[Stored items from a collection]
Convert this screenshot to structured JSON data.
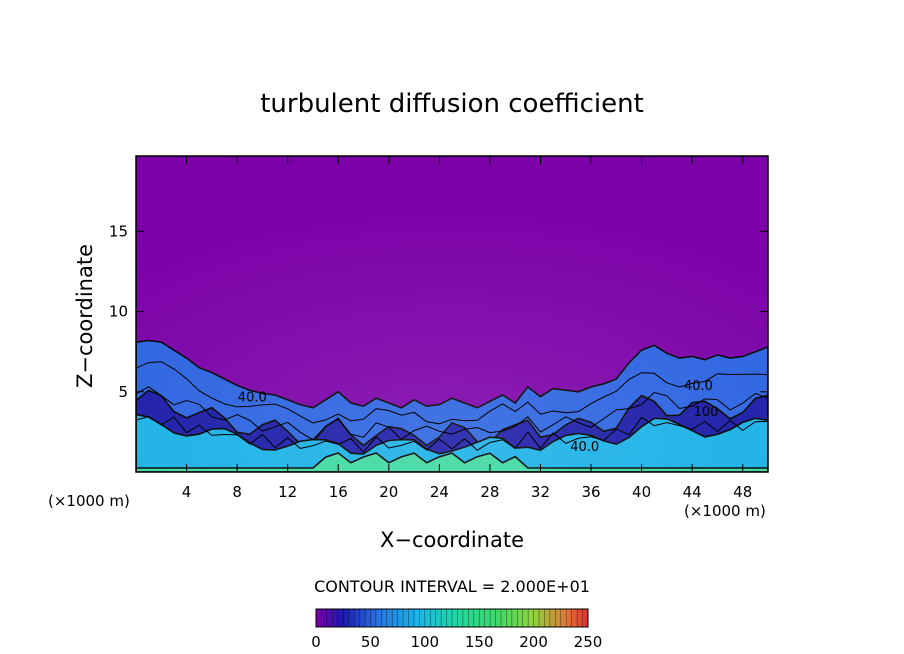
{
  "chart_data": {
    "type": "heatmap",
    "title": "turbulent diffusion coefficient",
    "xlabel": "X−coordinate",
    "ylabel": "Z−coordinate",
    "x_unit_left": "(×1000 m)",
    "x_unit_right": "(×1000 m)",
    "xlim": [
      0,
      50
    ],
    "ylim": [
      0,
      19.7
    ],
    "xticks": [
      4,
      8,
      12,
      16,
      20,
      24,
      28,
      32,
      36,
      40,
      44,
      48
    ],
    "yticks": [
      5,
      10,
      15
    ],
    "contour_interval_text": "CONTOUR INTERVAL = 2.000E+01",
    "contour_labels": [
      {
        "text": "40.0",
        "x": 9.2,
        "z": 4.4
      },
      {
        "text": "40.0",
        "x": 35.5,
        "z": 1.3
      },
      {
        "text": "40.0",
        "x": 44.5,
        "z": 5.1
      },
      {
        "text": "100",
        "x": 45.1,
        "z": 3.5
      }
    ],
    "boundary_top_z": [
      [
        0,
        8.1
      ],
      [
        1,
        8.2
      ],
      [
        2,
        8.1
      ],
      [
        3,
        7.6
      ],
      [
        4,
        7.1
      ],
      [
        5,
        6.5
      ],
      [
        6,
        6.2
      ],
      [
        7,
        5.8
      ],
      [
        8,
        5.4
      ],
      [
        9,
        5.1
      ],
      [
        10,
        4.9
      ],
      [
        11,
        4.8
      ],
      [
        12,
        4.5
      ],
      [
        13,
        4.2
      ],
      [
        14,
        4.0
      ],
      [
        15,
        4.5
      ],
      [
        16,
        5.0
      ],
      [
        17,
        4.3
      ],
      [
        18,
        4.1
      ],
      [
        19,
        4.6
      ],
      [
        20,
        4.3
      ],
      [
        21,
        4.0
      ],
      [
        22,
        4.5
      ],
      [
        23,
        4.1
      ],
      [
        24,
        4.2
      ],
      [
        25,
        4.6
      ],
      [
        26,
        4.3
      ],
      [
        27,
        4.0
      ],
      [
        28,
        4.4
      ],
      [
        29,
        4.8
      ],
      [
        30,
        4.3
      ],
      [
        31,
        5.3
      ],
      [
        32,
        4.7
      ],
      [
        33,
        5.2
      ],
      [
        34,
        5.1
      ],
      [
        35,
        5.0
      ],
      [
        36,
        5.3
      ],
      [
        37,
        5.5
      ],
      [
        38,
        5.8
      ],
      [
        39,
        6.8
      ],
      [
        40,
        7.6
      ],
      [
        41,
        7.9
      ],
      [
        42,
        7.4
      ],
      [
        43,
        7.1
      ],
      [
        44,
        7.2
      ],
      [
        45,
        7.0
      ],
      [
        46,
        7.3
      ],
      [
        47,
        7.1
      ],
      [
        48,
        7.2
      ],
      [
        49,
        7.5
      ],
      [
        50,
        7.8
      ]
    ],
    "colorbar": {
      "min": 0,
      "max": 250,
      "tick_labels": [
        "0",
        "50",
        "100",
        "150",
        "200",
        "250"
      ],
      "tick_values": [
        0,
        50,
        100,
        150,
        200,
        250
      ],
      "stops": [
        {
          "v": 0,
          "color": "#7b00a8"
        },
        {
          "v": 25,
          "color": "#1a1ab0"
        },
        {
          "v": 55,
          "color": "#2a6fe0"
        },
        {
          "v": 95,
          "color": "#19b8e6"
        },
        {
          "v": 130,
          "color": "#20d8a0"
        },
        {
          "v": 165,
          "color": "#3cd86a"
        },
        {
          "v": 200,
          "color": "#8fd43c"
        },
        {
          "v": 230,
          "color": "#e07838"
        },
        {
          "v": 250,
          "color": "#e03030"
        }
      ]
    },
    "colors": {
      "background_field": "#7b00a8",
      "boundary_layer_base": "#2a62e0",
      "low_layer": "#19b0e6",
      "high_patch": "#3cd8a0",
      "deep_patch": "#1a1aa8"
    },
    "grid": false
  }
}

## Set task:
Pick out every line above that holds the word "coordinate" and copy it.

## Task solution:
    "xlabel": "X−coordinate",
    "ylabel": "Z−coordinate",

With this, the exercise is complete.